THE PROBLEM =
Could you write out every entry exactly as it stands?

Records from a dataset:
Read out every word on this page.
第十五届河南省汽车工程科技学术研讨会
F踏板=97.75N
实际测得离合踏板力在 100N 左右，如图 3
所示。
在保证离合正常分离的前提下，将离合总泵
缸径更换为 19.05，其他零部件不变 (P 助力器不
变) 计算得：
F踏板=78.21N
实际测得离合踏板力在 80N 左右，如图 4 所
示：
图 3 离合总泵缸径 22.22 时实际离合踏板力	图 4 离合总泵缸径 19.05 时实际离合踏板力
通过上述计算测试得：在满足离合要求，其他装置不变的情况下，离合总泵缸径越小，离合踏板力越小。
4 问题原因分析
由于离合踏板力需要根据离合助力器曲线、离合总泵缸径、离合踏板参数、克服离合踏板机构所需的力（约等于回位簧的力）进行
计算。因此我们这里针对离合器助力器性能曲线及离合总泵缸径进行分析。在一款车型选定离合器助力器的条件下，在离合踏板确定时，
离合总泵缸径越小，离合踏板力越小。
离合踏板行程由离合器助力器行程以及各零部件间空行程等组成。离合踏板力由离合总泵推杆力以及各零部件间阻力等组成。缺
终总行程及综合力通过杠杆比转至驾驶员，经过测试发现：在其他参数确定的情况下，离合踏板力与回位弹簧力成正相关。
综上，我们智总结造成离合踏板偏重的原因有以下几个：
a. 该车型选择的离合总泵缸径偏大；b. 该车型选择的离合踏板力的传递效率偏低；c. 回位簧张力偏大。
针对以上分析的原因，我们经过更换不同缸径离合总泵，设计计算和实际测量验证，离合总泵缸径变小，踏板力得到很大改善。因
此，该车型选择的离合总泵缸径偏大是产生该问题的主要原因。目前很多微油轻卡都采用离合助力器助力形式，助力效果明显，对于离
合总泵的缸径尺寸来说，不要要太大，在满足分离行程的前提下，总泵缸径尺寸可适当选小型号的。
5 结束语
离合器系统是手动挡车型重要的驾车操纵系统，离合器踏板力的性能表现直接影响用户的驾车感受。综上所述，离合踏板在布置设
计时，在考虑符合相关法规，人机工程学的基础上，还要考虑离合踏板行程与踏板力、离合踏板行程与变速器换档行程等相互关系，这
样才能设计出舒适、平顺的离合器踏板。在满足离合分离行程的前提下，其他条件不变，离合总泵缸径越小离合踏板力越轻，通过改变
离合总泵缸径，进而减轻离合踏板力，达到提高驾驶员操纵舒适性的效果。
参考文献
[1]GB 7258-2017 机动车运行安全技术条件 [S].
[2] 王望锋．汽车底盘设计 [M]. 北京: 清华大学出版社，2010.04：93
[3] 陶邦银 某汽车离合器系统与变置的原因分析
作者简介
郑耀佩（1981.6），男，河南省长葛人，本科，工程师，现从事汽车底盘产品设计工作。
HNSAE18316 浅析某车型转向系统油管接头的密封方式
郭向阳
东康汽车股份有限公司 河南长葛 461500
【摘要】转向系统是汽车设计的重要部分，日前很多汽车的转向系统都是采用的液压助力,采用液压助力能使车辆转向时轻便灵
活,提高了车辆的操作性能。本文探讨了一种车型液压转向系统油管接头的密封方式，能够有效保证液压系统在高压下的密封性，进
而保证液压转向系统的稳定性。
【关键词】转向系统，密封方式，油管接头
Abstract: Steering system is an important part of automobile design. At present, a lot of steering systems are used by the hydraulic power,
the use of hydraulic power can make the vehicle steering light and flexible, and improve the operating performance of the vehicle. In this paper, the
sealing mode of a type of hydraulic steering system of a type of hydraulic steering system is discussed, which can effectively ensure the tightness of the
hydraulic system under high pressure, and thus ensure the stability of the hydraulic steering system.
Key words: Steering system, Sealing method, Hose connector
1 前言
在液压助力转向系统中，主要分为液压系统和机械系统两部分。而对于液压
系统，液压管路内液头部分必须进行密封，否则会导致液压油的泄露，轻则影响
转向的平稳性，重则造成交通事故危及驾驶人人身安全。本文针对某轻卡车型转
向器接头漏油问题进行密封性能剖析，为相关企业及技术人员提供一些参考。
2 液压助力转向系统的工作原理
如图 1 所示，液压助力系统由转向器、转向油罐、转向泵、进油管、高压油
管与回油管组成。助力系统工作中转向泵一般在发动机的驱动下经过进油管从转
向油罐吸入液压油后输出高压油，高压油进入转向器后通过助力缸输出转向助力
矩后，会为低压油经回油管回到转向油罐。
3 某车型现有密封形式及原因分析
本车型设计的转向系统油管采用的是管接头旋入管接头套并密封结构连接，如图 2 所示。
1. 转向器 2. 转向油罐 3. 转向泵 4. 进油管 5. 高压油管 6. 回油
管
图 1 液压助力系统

EXERCISE OUTPUT =
Read out every word on this page.
第十五届河南省汽车工程科技学术研讨会
F踏板=97.75N
实际测得离合踏板力在 100N 左右，如图 3
所示。
在保证离合正常分离的前提下，将离合总泵
缸径更换为 19.05，其他零部件不变 (P 助力器不
变) 计算得：
F踏板=78.21N
实际测得离合踏板力在 80N 左右，如图 4 所
示：
图 3 离合总泵缸径 22.22 时实际离合踏板力	图 4 离合总泵缸径 19.05 时实际离合踏板力
通过上述计算测试得：在满足离合要求，其他装置不变的情况下，离合总泵缸径越小，离合踏板力越小。
4 问题原因分析
由于离合踏板力需要根据离合助力器曲线、离合总泵缸径、离合踏板参数、克服离合踏板机构所需的力（约等于回位簧的力）进行
计算。因此我们这里针对离合器助力器性能曲线及离合总泵缸径进行分析。在一款车型选定离合器助力器的条件下，在离合踏板确定时，
离合总泵缸径越小，离合踏板力越小。
离合踏板行程由离合器助力器行程以及各零部件间空行程等组成。离合踏板力由离合总泵推杆力以及各零部件间阻力等组成。缺
终总行程及综合力通过杠杆比转至驾驶员，经过测试发现：在其他参数确定的情况下，离合踏板力与回位弹簧力成正相关。
综上，我们智总结造成离合踏板偏重的原因有以下几个：
a. 该车型选择的离合总泵缸径偏大；b. 该车型选择的离合踏板力的传递效率偏低；c. 回位簧张力偏大。
针对以上分析的原因，我们经过更换不同缸径离合总泵，设计计算和实际测量验证，离合总泵缸径变小，踏板力得到很大改善。因
此，该车型选择的离合总泵缸径偏大是产生该问题的主要原因。目前很多微油轻卡都采用离合助力器助力形式，助力效果明显，对于离
合总泵的缸径尺寸来说，不要要太大，在满足分离行程的前提下，总泵缸径尺寸可适当选小型号的。
5 结束语
离合器系统是手动挡车型重要的驾车操纵系统，离合器踏板力的性能表现直接影响用户的驾车感受。综上所述，离合踏板在布置设
计时，在考虑符合相关法规，人机工程学的基础上，还要考虑离合踏板行程与踏板力、离合踏板行程与变速器换档行程等相互关系，这
样才能设计出舒适、平顺的离合器踏板。在满足离合分离行程的前提下，其他条件不变，离合总泵缸径越小离合踏板力越轻，通过改变
离合总泵缸径，进而减轻离合踏板力，达到提高驾驶员操纵舒适性的效果。
参考文献
[1]GB 7258-2017 机动车运行安全技术条件 [S].
[2] 王望锋．汽车底盘设计 [M]. 北京: 清华大学出版社，2010.04：93
[3] 陶邦银 某汽车离合器系统与变置的原因分析
作者简介
郑耀佩（1981.6），男，河南省长葛人，本科，工程师，现从事汽车底盘产品设计工作。
HNSAE18316 浅析某车型转向系统油管接头的密封方式
郭向阳
东康汽车股份有限公司 河南长葛 461500
【摘要】转向系统是汽车设计的重要部分，日前很多汽车的转向系统都是采用的液压助力,采用液压助力能使车辆转向时轻便灵
活,提高了车辆的操作性能。本文探讨了一种车型液压转向系统油管接头的密封方式，能够有效保证液压系统在高压下的密封性，进
而保证液压转向系统的稳定性。
【关键词】转向系统，密封方式，油管接头
Abstract: Steering system is an important part of automobile design. At present, a lot of steering systems are used by the hydraulic power,
the use of hydraulic power can make the vehicle steering light and flexible, and improve the operating performance of the vehicle. In this paper, the
sealing mode of a type of hydraulic steering system of a type of hydraulic steering system is discussed, which can effectively ensure the tightness of the
hydraulic system under high pressure, and thus ensure the stability of the hydraulic steering system.
Key words: Steering system, Sealing method, Hose connector
1 前言
在液压助力转向系统中，主要分为液压系统和机械系统两部分。而对于液压
系统，液压管路内液头部分必须进行密封，否则会导致液压油的泄露，轻则影响
转向的平稳性，重则造成交通事故危及驾驶人人身安全。本文针对某轻卡车型转
向器接头漏油问题进行密封性能剖析，为相关企业及技术人员提供一些参考。
2 液压助力转向系统的工作原理
如图 1 所示，液压助力系统由转向器、转向油罐、转向泵、进油管、高压油
管与回油管组成。助力系统工作中转向泵一般在发动机的驱动下经过进油管从转
向油罐吸入液压油后输出高压油，高压油进入转向器后通过助力缸输出转向助力
矩后，会为低压油经回油管回到转向油罐。
3 某车型现有密封形式及原因分析
本车型设计的转向系统油管采用的是管接头旋入管接头套并密封结构连接，如图 2 所示。
1. 转向器 2. 转向油罐 3. 转向泵 4. 进油管 5. 高压油管 6. 回油
管
图 1 液压助力系统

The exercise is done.